What you have to do => Search the listing below for the word "Materials" and copy each line that holds it.

** START **

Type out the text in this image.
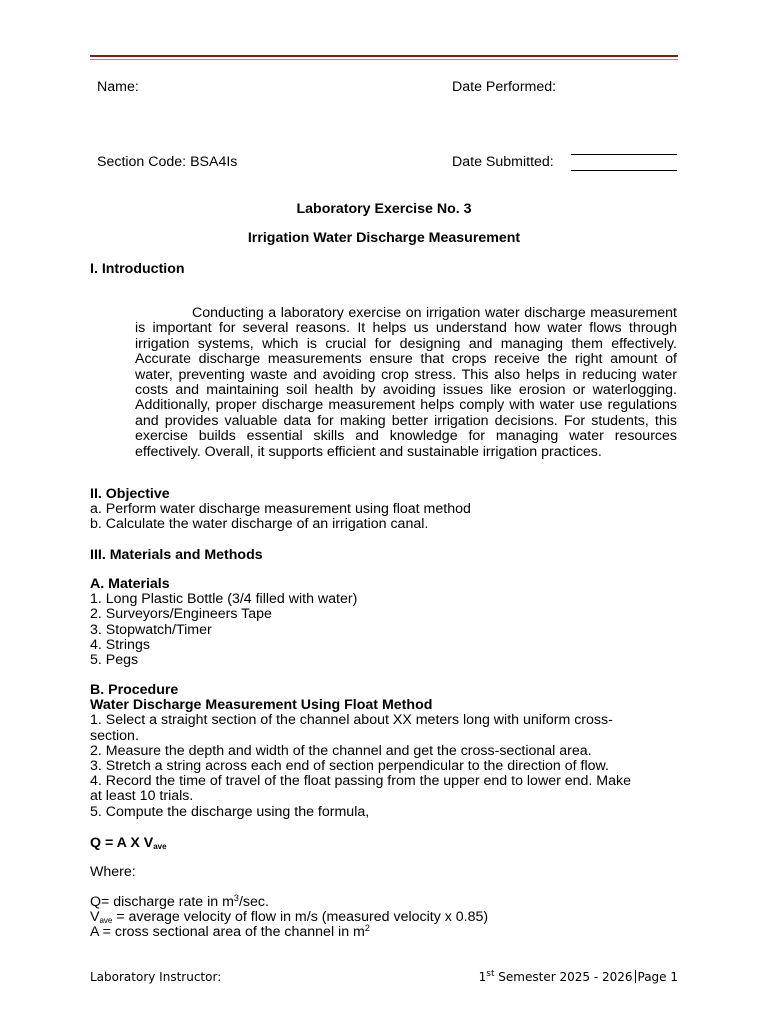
Name:	Date Performed:
Section Code: BSA4Is	Date Submitted:
Laboratory Exercise No. 3
Irrigation Water Discharge Measurement
I. Introduction
Conducting a laboratory exercise on irrigation water discharge measurement is important for several reasons. It helps us understand how water flows through irrigation systems, which is crucial for designing and managing them effectively. Accurate discharge measurements ensure that crops receive the right amount of water, preventing waste and avoiding crop stress. This also helps in reducing water costs and maintaining soil health by avoiding issues like erosion or waterlogging. Additionally, proper discharge measurement helps comply with water use regulations and provides valuable data for making better irrigation decisions. For students, this exercise builds essential skills and knowledge for managing water resources effectively. Overall, it supports efficient and sustainable irrigation practices.
II. Objective
a. Perform water discharge measurement using float method
b. Calculate the water discharge of an irrigation canal.
III. Materials and Methods
A. Materials
1. Long Plastic Bottle (3/4 filled with water)
2. Surveyors/Engineers Tape
3. Stopwatch/Timer
4. Strings
5. Pegs
B. Procedure
Water Discharge Measurement Using Float Method
1. Select a straight section of the channel about XX meters long with uniform cross-
section.
2. Measure the depth and width of the channel and get the cross-sectional area.
3. Stretch a string across each end of section perpendicular to the direction of flow.
4. Record the time of travel of the float passing from the upper end to lower end. Make
at least 10 trials.
5. Compute the discharge using the formula,
Q = A X $V_{ave}$
Where:
Q= discharge rate in $m^3/\sec$.
$V_{ave}$ = average velocity of flow in m/s (measured velocity x 0.85)
A = cross sectional area of the channel in $m^2$
Laboratory Instructor:	1st Semester 2025 - 2026 Page 1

** END **

Finished task =>
III. Materials and Methods
A. Materials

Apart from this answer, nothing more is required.